• [GIVEN ENTRIES]:

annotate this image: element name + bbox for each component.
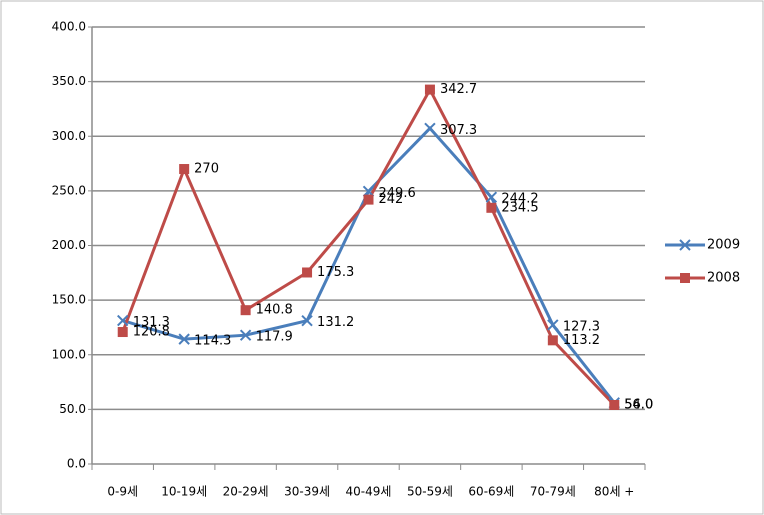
marker: [363, 194, 374, 205]
legend-label: 2009: [707, 238, 740, 253]
x-tick-label: 0-9세: [107, 485, 138, 499]
data-label: 249.6: [379, 186, 416, 201]
data-label: 127.3: [563, 319, 600, 334]
x-tick-label: 60-69세: [468, 485, 514, 499]
marker: [179, 164, 190, 175]
marker: [302, 267, 313, 278]
y-tick-label: 200.0: [52, 238, 86, 252]
legend-marker: [680, 273, 690, 283]
data-label: 307.3: [440, 123, 477, 138]
marker: [424, 122, 436, 134]
y-tick-label: 350.0: [52, 74, 86, 88]
data-label: 270: [194, 162, 219, 177]
data-label: 175.3: [317, 265, 354, 280]
x-tick-label: 20-29세: [223, 485, 269, 499]
data-label: 234.5: [501, 200, 538, 215]
data-label: 242: [379, 192, 404, 207]
data-label: 342.7: [440, 82, 477, 97]
y-tick-label: 400.0: [52, 20, 86, 34]
data-label: 120.8: [133, 325, 170, 340]
x-tick-label: 70-79세: [530, 485, 576, 499]
marker: [486, 202, 497, 213]
marker: [178, 333, 190, 345]
legend-marker: [679, 239, 691, 251]
x-tick-label: 80세 +: [594, 485, 634, 499]
marker: [117, 314, 129, 327]
y-tick-label: 300.0: [52, 129, 86, 143]
data-label: 56.0: [624, 397, 653, 412]
marker: [547, 335, 558, 346]
data-label: 117.9: [256, 330, 293, 345]
marker: [117, 327, 128, 338]
marker: [609, 400, 620, 411]
y-tick-label: 250.0: [52, 183, 86, 197]
marker: [240, 305, 251, 316]
data-label: 131.3: [133, 315, 170, 330]
legend-label: 2008: [707, 271, 740, 286]
marker: [547, 319, 559, 331]
marker: [485, 191, 498, 203]
y-tick-label: 100.0: [52, 347, 86, 361]
data-label: 244.2: [501, 192, 538, 207]
x-tick-label: 30-39세: [284, 485, 330, 499]
data-label: 54.0: [624, 398, 653, 413]
y-tick-label: 150.0: [52, 293, 86, 307]
y-tick-label: 0.0: [67, 457, 86, 471]
marker: [239, 329, 252, 341]
data-label: 114.3: [194, 334, 231, 349]
x-tick-label: 10-19세: [161, 485, 207, 499]
marker: [424, 84, 435, 95]
data-label: 113.2: [563, 333, 600, 348]
y-tick-label: 50.0: [59, 402, 86, 416]
marker: [301, 314, 313, 327]
data-label: 131.2: [317, 315, 354, 330]
x-tick-label: 50-59세: [407, 485, 453, 499]
data-label: 140.8: [256, 303, 293, 318]
x-tick-label: 40-49세: [346, 485, 392, 499]
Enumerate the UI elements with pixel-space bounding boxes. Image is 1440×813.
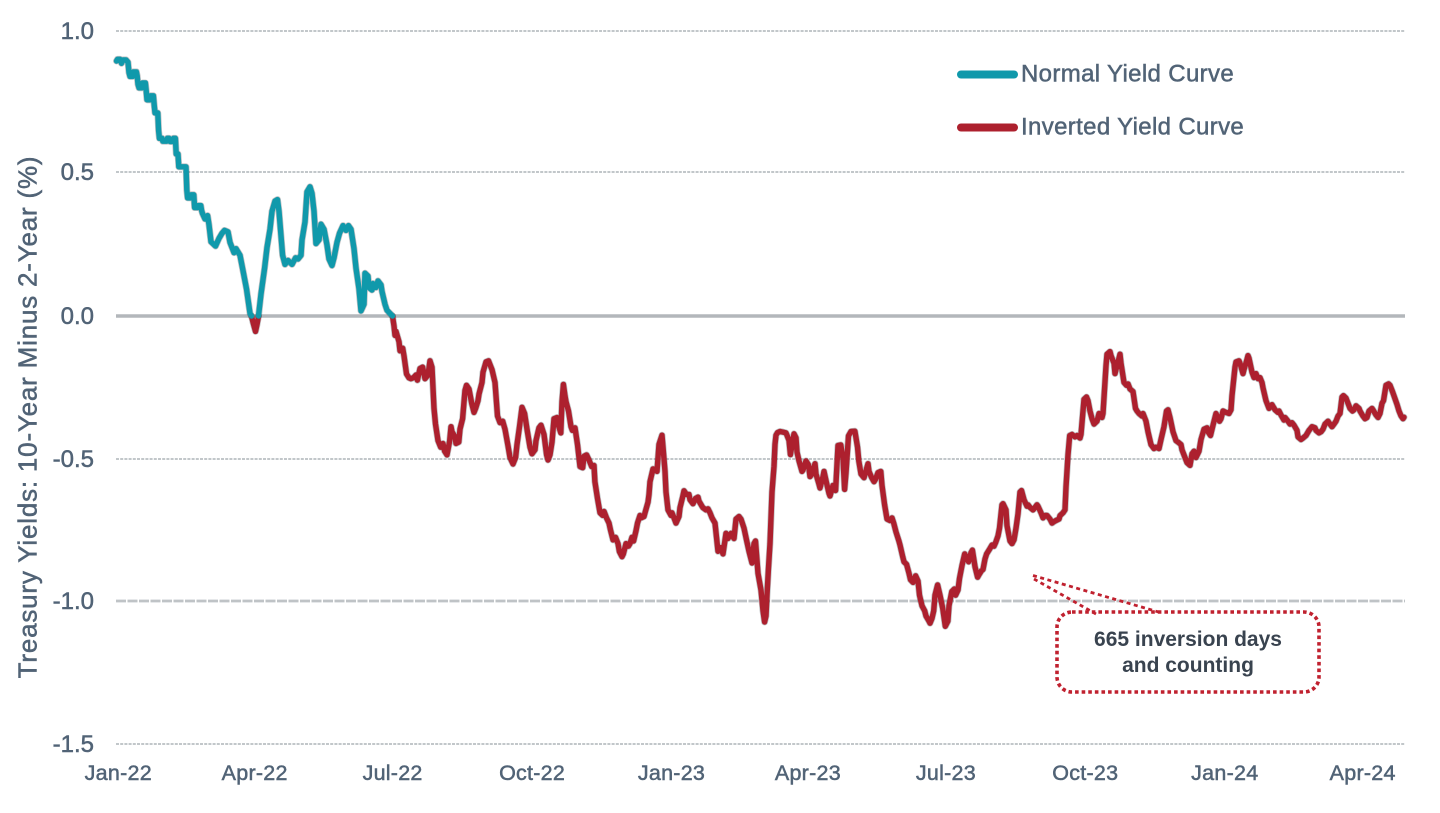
svg-text:665 inversion days: 665 inversion days [1094, 628, 1282, 651]
svg-text:Normal Yield Curve: Normal Yield Curve [1021, 61, 1234, 88]
svg-text:Jan-23: Jan-23 [638, 761, 705, 785]
svg-text:0.5: 0.5 [61, 159, 94, 186]
svg-text:Oct-22: Oct-22 [499, 761, 565, 785]
svg-text:-1.0: -1.0 [53, 588, 94, 615]
svg-text:Apr-24: Apr-24 [1330, 761, 1396, 785]
svg-text:Jul-23: Jul-23 [916, 761, 976, 785]
svg-text:Apr-23: Apr-23 [775, 761, 841, 785]
svg-text:Treasury Yields: 10-Year Minus: Treasury Yields: 10-Year Minus 2-Year (%… [13, 156, 43, 679]
svg-text:-1.5: -1.5 [53, 731, 94, 758]
svg-text:Oct-23: Oct-23 [1052, 761, 1118, 785]
svg-text:-0.5: -0.5 [53, 446, 94, 473]
svg-text:Jan-24: Jan-24 [1191, 761, 1258, 785]
svg-text:and counting: and counting [1122, 654, 1254, 677]
svg-text:Apr-22: Apr-22 [222, 761, 288, 785]
svg-text:Inverted Yield Curve: Inverted Yield Curve [1021, 114, 1244, 141]
svg-text:Jan-22: Jan-22 [85, 761, 152, 785]
svg-text:1.0: 1.0 [61, 18, 94, 45]
svg-text:Jul-22: Jul-22 [363, 761, 423, 785]
svg-text:0.0: 0.0 [61, 303, 94, 330]
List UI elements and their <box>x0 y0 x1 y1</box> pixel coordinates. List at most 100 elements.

• [EXERCISE INSTRUCTIONS]: Present the data above as a Markdown table with the columns "Row" and "Content," giving each nonblank line its own numbered row. Omit the pictures.

• [COMPLETE OUTPUT]:
| Row | Content |
|---|---|
| 1 | annotate this image: element name + bbox for each component. |
| 2 | marker: [363, 194, 374, 205] |
| 3 | legend-label: 2009: [707, 238, 740, 253] |
| 4 | x-tick-label: 0-9세: [107, 485, 138, 499] |
| 5 | data-label: 249.6: [379, 186, 416, 201] |
| 6 | data-label: 127.3: [563, 319, 600, 334] |
| 7 | x-tick-label: 60-69세: [468, 485, 514, 499] |
| 8 | marker: [179, 164, 190, 175] |
| 9 | marker: [302, 267, 313, 278] |
| 10 | y-tick-label: 200.0: [52, 238, 86, 252] |
| 11 | legend-marker: [680, 273, 690, 283] |
| 12 | data-label: 307.3: [440, 123, 477, 138] |
| 13 | marker: [424, 122, 436, 134] |
| 14 | y-tick-label: 350.0: [52, 74, 86, 88] |
| 15 | data-label: 270: [194, 162, 219, 177] |
| 16 | data-label: 175.3: [317, 265, 354, 280] |
| 17 | x-tick-label: 20-29세: [223, 485, 269, 499] |
| 18 | data-label: 234.5: [501, 200, 538, 215] |
| 19 | data-label: 242: [379, 192, 404, 207] |
| 20 | data-label: 342.7: [440, 82, 477, 97] |
| 21 | y-tick-label: 400.0: [52, 20, 86, 34] |
| 22 | data-label: 120.8: [133, 325, 170, 340] |
| 23 | x-tick-label: 70-79세: [530, 485, 576, 499] |
| 24 | marker: [486, 202, 497, 213] |
| 25 | marker: [178, 333, 190, 345] |
| 26 | legend-marker: [679, 239, 691, 251] |
| 27 | x-tick-label: 80세 +: [594, 485, 634, 499] |
| 28 | marker: [117, 314, 129, 327] |
| 29 | y-tick-label: 300.0: [52, 129, 86, 143] |
| 30 | data-label: 56.0: [624, 397, 653, 412] |
| 31 | marker: [547, 335, 558, 346] |
| 32 | data-label: 117.9: [256, 330, 293, 345] |
| 33 | marker: [117, 327, 128, 338] |
| 34 | marker: [609, 400, 620, 411] |
| 35 | y-tick-label: 250.0: [52, 183, 86, 197] |
| 36 | marker: [240, 305, 251, 316] |
| 37 | data-label: 131.3: [133, 315, 170, 330] |
| 38 | legend-label: 2008: [707, 271, 740, 286] |
| 39 | marker: [547, 319, 559, 331] |
| 40 | marker: [485, 191, 498, 203] |
| 41 | y-tick-label: 100.0: [52, 347, 86, 361] |
| 42 | data-label: 244.2: [501, 192, 538, 207] |
| 43 | x-tick-label: 30-39세: [284, 485, 330, 499] |
| 44 | data-label: 54.0: [624, 398, 653, 413] |
| 45 | y-tick-label: 150.0: [52, 293, 86, 307] |
| 46 | y-tick-label: 0.0: [67, 457, 86, 471] |
| 47 | marker: [239, 329, 252, 341] |
| 48 | data-label: 114.3: [194, 334, 231, 349] |
| 49 | x-tick-label: 10-19세: [161, 485, 207, 499] |
| 50 | marker: [424, 84, 435, 95] |
| 51 | data-label: 113.2: [563, 333, 600, 348] |
| 52 | y-tick-label: 50.0: [59, 402, 86, 416] |
| 53 | marker: [301, 314, 313, 327] |
| 54 | data-label: 131.2: [317, 315, 354, 330] |
| 55 | x-tick-label: 50-59세: [407, 485, 453, 499] |
| 56 | data-label: 140.8: [256, 303, 293, 318] |
| 57 | x-tick-label: 40-49세: [346, 485, 392, 499] |
| 58 | Enumerate the UI elements with pixel-space bounding boxes. Image is 1440×813. |
| 59 | svg-text:665 inversion days: 665 inversion days [1094, 628, 1282, 651] |
| 60 | svg-text:Normal Yield Curve: Normal Yield Curve [1021, 61, 1234, 88] |
| 61 | svg-text:Jan-23: Jan-23 [638, 761, 705, 785] |
| 62 | svg-text:0.5: 0.5 [61, 159, 94, 186] |
| 63 | svg-text:Oct-22: Oct-22 [499, 761, 565, 785] |
| 64 | svg-text:-1.0: -1.0 [53, 588, 94, 615] |
| 65 | svg-text:Apr-24: Apr-24 [1330, 761, 1396, 785] |
| 66 | svg-text:Jul-23: Jul-23 [916, 761, 976, 785] |
| 67 | svg-text:Apr-23: Apr-23 [775, 761, 841, 785] |
| 68 | svg-text:Treasury Yields: 10-Year Minus: Treasury Yields: 10-Year Minus 2-Year (%… [13, 156, 43, 679] |
| 69 | svg-text:-1.5: -1.5 [53, 731, 94, 758] |
| 70 | svg-text:Oct-23: Oct-23 [1052, 761, 1118, 785] |
| 71 | svg-text:-0.5: -0.5 [53, 446, 94, 473] |
| 72 | svg-text:Jan-24: Jan-24 [1191, 761, 1258, 785] |
| 73 | svg-text:and counting: and counting [1122, 654, 1254, 677] |
| 74 | svg-text:Apr-22: Apr-22 [222, 761, 288, 785] |
| 75 | svg-text:Inverted Yield Curve: Inverted Yield Curve [1021, 114, 1244, 141] |
| 76 | svg-text:Jan-22: Jan-22 [85, 761, 152, 785] |
| 77 | svg-text:1.0: 1.0 [61, 18, 94, 45] |
| 78 | svg-text:Jul-22: Jul-22 [363, 761, 423, 785] |
| 79 | svg-text:0.0: 0.0 [61, 303, 94, 330] |
| 80 | List UI elements and their <box>x0 y0 x1 y1</box> pixel coordinates. List at most 100 elements. |